* _OBJECTIVE_
Copy each record exactly as it reads, leaving out any pictures it holds.

(Saved data entries)

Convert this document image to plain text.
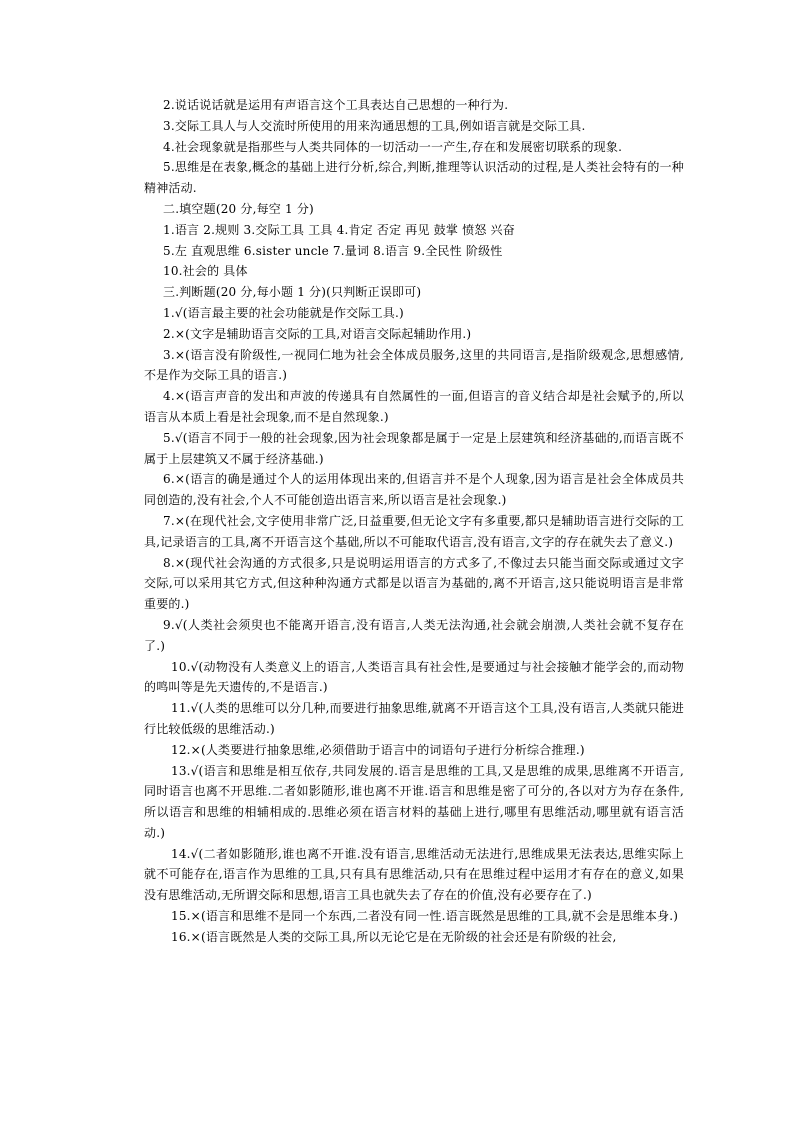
2.说话说话就是运用有声语言这个工具表达自己思想的一种行为.

3.交际工具人与人交流时所使用的用来沟通思想的工具,例如语言就是交际工具.

4.社会现象就是指那些与人类共同体的一切活动一一产生,存在和发展密切联系的现象.

5.思维是在表象,概念的基础上进行分析,综合,判断,推理等认识活动的过程,是人类社会特有的一种精神活动.

二.填空题(20 分,每空 1 分)

1.语言 2.规则 3.交际工具 工具 4.肯定 否定 再见 鼓掌 愤怒 兴奋

5.左 直观思维 6.sister uncle 7.量词 8.语言 9.全民性 阶级性

10.社会的 具体

三.判断题(20 分,每小题 1 分)(只判断正误即可)

1.√(语言最主要的社会功能就是作交际工具.)

2.×(文字是辅助语言交际的工具,对语言交际起辅助作用.)

3.×(语言没有阶级性,一视同仁地为社会全体成员服务,这里的共同语言,是指阶级观念,思想感情,不是作为交际工具的语言.)

4.×(语言声音的发出和声波的传递具有自然属性的一面,但语言的音义结合却是社会赋予的,所以语言从本质上看是社会现象,而不是自然现象.)

5.√(语言不同于一般的社会现象,因为社会现象都是属于一定是上层建筑和经济基础的,而语言既不属于上层建筑又不属于经济基础.)

6.×(语言的确是通过个人的运用体现出来的,但语言并不是个人现象,因为语言是社会全体成员共同创造的,没有社会,个人不可能创造出语言来,所以语言是社会现象.)

7.×(在现代社会,文字使用非常广泛,日益重要,但无论文字有多重要,都只是辅助语言进行交际的工具,记录语言的工具,离不开语言这个基础,所以不可能取代语言,没有语言,文字的存在就失去了意义.)

8.×(现代社会沟通的方式很多,只是说明运用语言的方式多了,不像过去只能当面交际或通过文字交际,可以采用其它方式,但这种种沟通方式都是以语言为基础的,离不开语言,这只能说明语言是非常重要的.)

9.√(人类社会须臾也不能离开语言,没有语言,人类无法沟通,社会就会崩溃,人类社会就不复存在了.)

10.√(动物没有人类意义上的语言,人类语言具有社会性,是要通过与社会接触才能学会的,而动物的鸣叫等是先天遗传的,不是语言.)

11.√(人类的思维可以分几种,而要进行抽象思维,就离不开语言这个工具,没有语言,人类就只能进行比较低级的思维活动.)

12.×(人类要进行抽象思维,必须借助于语言中的词语句子进行分析综合推理.)

13.√(语言和思维是相互依存,共同发展的.语言是思维的工具,又是思维的成果,思维离不开语言,同时语言也离不开思维.二者如影随形,谁也离不开谁.语言和思维是密了可分的,各以对方为存在条件,所以语言和思维的相辅相成的.思维必须在语言材料的基础上进行,哪里有思维活动,哪里就有语言活动.)

14.√(二者如影随形,谁也离不开谁.没有语言,思维活动无法进行,思维成果无法表达,思维实际上就不可能存在,语言作为思维的工具,只有具有思维活动,只有在思维过程中运用才有存在的意义,如果没有思维活动,无所谓交际和思想,语言工具也就失去了存在的价值,没有必要存在了.)

15.×(语言和思维不是同一个东西,二者没有同一性.语言既然是思维的工具,就不会是思维本身.)

16.×(语言既然是人类的交际工具,所以无论它是在无阶级的社会还是有阶级的社会,
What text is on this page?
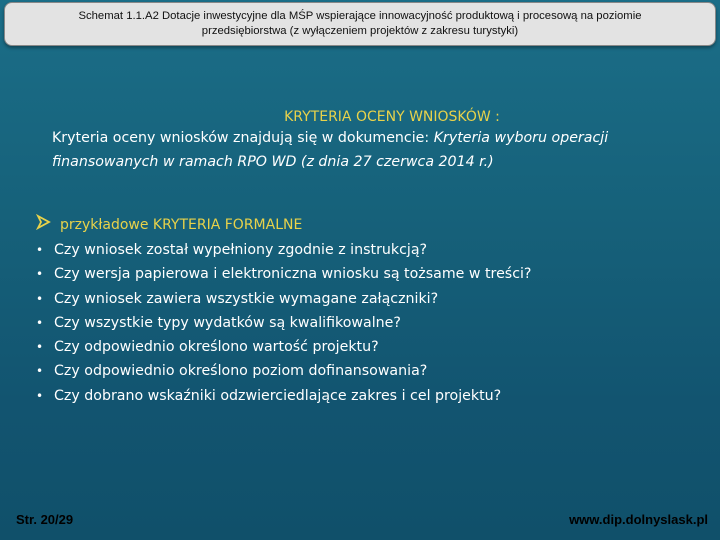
Schemat 1.1.A2 Dotacje inwestycyjne dla MŚP wspierające innowacyjność produktową i procesową na poziomie
przedsiębiorstwa (z wyłączeniem projektów z zakresu turystyki)
KRYTERIA OCENY WNIOSKÓW :
Kryteria oceny wniosków znajdują się w dokumencie: Kryteria wyboru operacji finansowanych w ramach RPO WD (z dnia 27 czerwca 2014 r.)
przykładowe KRYTERIA FORMALNE
• Czy wniosek został wypełniony zgodnie z instrukcją?
• Czy wersja papierowa i elektroniczna wniosku są tożsame w treści?
• Czy wniosek zawiera wszystkie wymagane załączniki?
• Czy wszystkie typy wydatków są kwalifikowalne?
• Czy odpowiednio określono wartość projektu?
• Czy odpowiednio określono poziom dofinansowania?
• Czy dobrano wskaźniki odzwierciedlające zakres i cel projektu?
Str. 20/29	www.dip.dolnyslask.pl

* _FINAL RESULT_
Convert this document image to plain text.
2.说话说话就是运用有声语言这个工具表达自己思想的一种行为.

3.交际工具人与人交流时所使用的用来沟通思想的工具,例如语言就是交际工具.

4.社会现象就是指那些与人类共同体的一切活动一一产生,存在和发展密切联系的现象.

5.思维是在表象,概念的基础上进行分析,综合,判断,推理等认识活动的过程,是人类社会特有的一种精神活动.

二.填空题(20 分,每空 1 分)

1.语言 2.规则 3.交际工具 工具 4.肯定 否定 再见 鼓掌 愤怒 兴奋

5.左 直观思维 6.sister uncle 7.量词 8.语言 9.全民性 阶级性

10.社会的 具体

三.判断题(20 分,每小题 1 分)(只判断正误即可)

1.√(语言最主要的社会功能就是作交际工具.)

2.×(文字是辅助语言交际的工具,对语言交际起辅助作用.)

3.×(语言没有阶级性,一视同仁地为社会全体成员服务,这里的共同语言,是指阶级观念,思想感情,不是作为交际工具的语言.)

4.×(语言声音的发出和声波的传递具有自然属性的一面,但语言的音义结合却是社会赋予的,所以语言从本质上看是社会现象,而不是自然现象.)

5.√(语言不同于一般的社会现象,因为社会现象都是属于一定是上层建筑和经济基础的,而语言既不属于上层建筑又不属于经济基础.)

6.×(语言的确是通过个人的运用体现出来的,但语言并不是个人现象,因为语言是社会全体成员共同创造的,没有社会,个人不可能创造出语言来,所以语言是社会现象.)

7.×(在现代社会,文字使用非常广泛,日益重要,但无论文字有多重要,都只是辅助语言进行交际的工具,记录语言的工具,离不开语言这个基础,所以不可能取代语言,没有语言,文字的存在就失去了意义.)

8.×(现代社会沟通的方式很多,只是说明运用语言的方式多了,不像过去只能当面交际或通过文字交际,可以采用其它方式,但这种种沟通方式都是以语言为基础的,离不开语言,这只能说明语言是非常重要的.)

9.√(人类社会须臾也不能离开语言,没有语言,人类无法沟通,社会就会崩溃,人类社会就不复存在了.)

10.√(动物没有人类意义上的语言,人类语言具有社会性,是要通过与社会接触才能学会的,而动物的鸣叫等是先天遗传的,不是语言.)

11.√(人类的思维可以分几种,而要进行抽象思维,就离不开语言这个工具,没有语言,人类就只能进行比较低级的思维活动.)

12.×(人类要进行抽象思维,必须借助于语言中的词语句子进行分析综合推理.)

13.√(语言和思维是相互依存,共同发展的.语言是思维的工具,又是思维的成果,思维离不开语言,同时语言也离不开思维.二者如影随形,谁也离不开谁.语言和思维是密了可分的,各以对方为存在条件,所以语言和思维的相辅相成的.思维必须在语言材料的基础上进行,哪里有思维活动,哪里就有语言活动.)

14.√(二者如影随形,谁也离不开谁.没有语言,思维活动无法进行,思维成果无法表达,思维实际上就不可能存在,语言作为思维的工具,只有具有思维活动,只有在思维过程中运用才有存在的意义,如果没有思维活动,无所谓交际和思想,语言工具也就失去了存在的价值,没有必要存在了.)

15.×(语言和思维不是同一个东西,二者没有同一性.语言既然是思维的工具,就不会是思维本身.)

16.×(语言既然是人类的交际工具,所以无论它是在无阶级的社会还是有阶级的社会,
What text is on this page?
Schemat 1.1.A2 Dotacje inwestycyjne dla MŚP wspierające innowacyjność produktową i procesową na poziomie
przedsiębiorstwa (z wyłączeniem projektów z zakresu turystyki)
KRYTERIA OCENY WNIOSKÓW :
Kryteria oceny wniosków znajdują się w dokumencie: Kryteria wyboru operacji finansowanych w ramach RPO WD (z dnia 27 czerwca 2014 r.)
przykładowe KRYTERIA FORMALNE
• Czy wniosek został wypełniony zgodnie z instrukcją?
• Czy wersja papierowa i elektroniczna wniosku są tożsame w treści?
• Czy wniosek zawiera wszystkie wymagane załączniki?
• Czy wszystkie typy wydatków są kwalifikowalne?
• Czy odpowiednio określono wartość projektu?
• Czy odpowiednio określono poziom dofinansowania?
• Czy dobrano wskaźniki odzwierciedlające zakres i cel projektu?
Str. 20/29	www.dip.dolnyslask.pl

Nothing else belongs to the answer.